**WHAT THIS TASK INVOLVES**
Among the following entries, count the lines that contain "rychlost" and report only the result.

━━━━━━━━━━━━━━━━━━━━

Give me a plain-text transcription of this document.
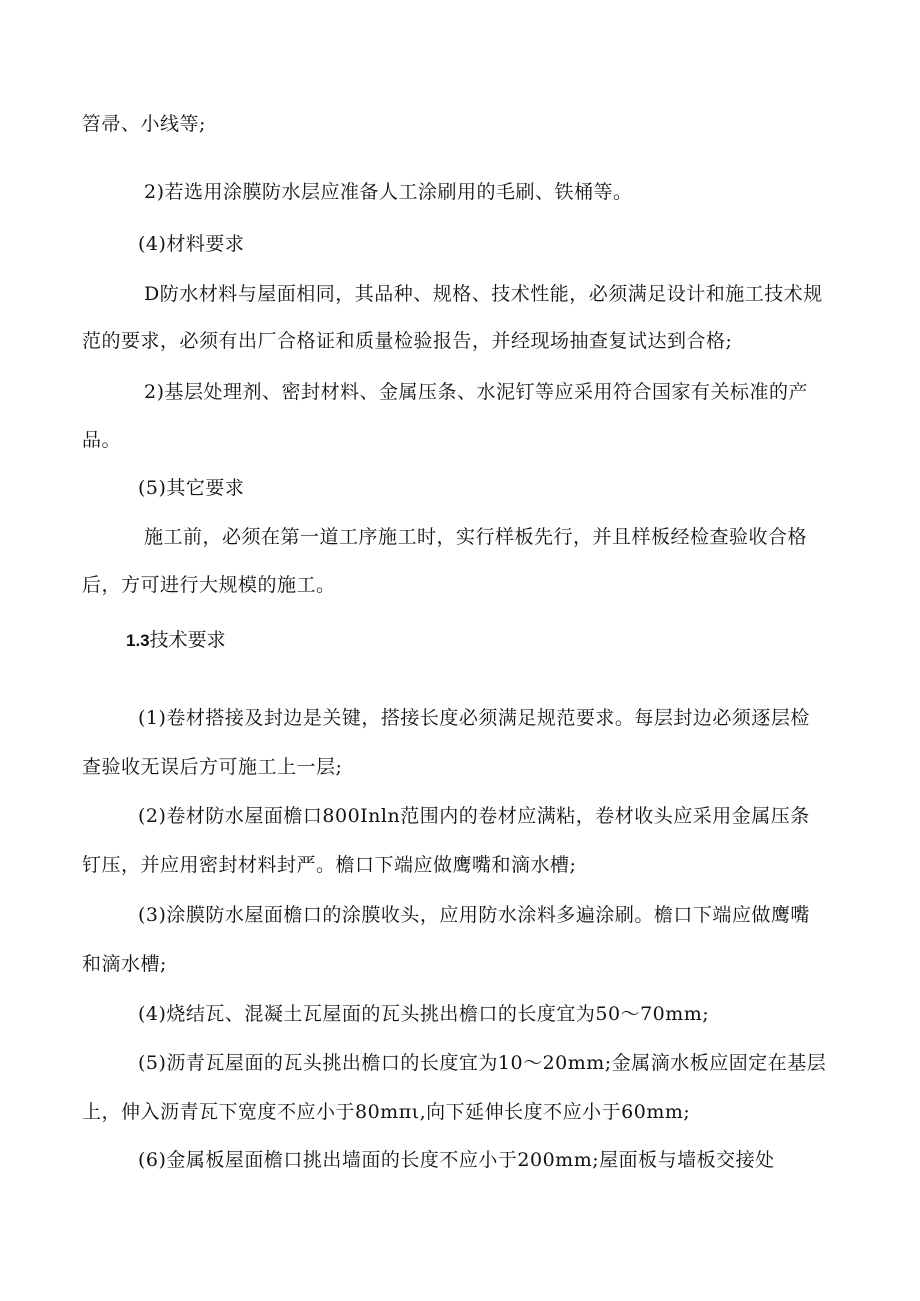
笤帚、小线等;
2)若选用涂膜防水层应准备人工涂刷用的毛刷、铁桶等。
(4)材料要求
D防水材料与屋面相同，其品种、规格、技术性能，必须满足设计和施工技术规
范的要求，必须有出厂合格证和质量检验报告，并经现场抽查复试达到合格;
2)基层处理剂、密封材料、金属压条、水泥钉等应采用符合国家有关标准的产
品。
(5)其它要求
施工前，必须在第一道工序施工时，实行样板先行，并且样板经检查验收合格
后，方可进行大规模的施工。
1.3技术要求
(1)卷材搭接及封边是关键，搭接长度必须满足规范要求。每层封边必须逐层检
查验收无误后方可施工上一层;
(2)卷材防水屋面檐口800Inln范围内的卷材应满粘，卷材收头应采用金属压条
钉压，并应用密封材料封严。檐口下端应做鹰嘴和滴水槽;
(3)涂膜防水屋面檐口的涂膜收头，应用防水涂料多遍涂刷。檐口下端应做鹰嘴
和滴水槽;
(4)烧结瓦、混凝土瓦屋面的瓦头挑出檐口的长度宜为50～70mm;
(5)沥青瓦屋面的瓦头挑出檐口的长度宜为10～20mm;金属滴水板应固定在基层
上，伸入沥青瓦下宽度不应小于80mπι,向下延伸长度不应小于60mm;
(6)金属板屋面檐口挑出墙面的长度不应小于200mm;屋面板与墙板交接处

━━━━━━━━━━━━━━━━━━━━

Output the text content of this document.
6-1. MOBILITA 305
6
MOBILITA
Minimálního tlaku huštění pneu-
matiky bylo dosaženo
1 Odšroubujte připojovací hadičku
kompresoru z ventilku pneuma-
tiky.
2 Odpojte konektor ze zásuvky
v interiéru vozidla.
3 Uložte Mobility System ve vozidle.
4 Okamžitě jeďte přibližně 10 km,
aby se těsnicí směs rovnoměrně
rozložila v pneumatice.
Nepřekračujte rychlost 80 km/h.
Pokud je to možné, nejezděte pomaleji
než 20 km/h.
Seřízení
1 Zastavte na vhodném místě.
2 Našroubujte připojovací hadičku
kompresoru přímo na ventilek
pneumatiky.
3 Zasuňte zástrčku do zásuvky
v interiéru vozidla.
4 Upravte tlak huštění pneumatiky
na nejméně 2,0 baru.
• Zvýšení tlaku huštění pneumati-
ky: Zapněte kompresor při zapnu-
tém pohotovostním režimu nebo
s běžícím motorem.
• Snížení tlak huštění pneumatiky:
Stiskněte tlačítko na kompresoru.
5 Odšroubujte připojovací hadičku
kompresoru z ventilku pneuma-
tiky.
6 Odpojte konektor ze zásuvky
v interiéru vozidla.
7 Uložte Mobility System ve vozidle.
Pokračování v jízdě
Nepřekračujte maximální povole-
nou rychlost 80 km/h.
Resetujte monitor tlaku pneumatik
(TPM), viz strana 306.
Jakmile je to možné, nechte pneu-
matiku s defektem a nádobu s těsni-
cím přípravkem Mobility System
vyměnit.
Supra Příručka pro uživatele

━━━━━━━━━━━━━━━━━━━━

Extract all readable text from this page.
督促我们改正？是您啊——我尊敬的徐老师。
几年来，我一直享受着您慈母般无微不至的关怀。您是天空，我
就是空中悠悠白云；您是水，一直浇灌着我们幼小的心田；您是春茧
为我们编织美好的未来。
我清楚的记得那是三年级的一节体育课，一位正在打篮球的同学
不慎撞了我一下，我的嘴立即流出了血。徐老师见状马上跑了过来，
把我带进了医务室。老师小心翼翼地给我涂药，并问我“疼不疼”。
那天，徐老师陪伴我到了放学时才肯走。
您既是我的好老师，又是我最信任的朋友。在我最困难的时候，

━━━━━━━━━━━━━━━━━━━━

**RESPONSE BELOW**
2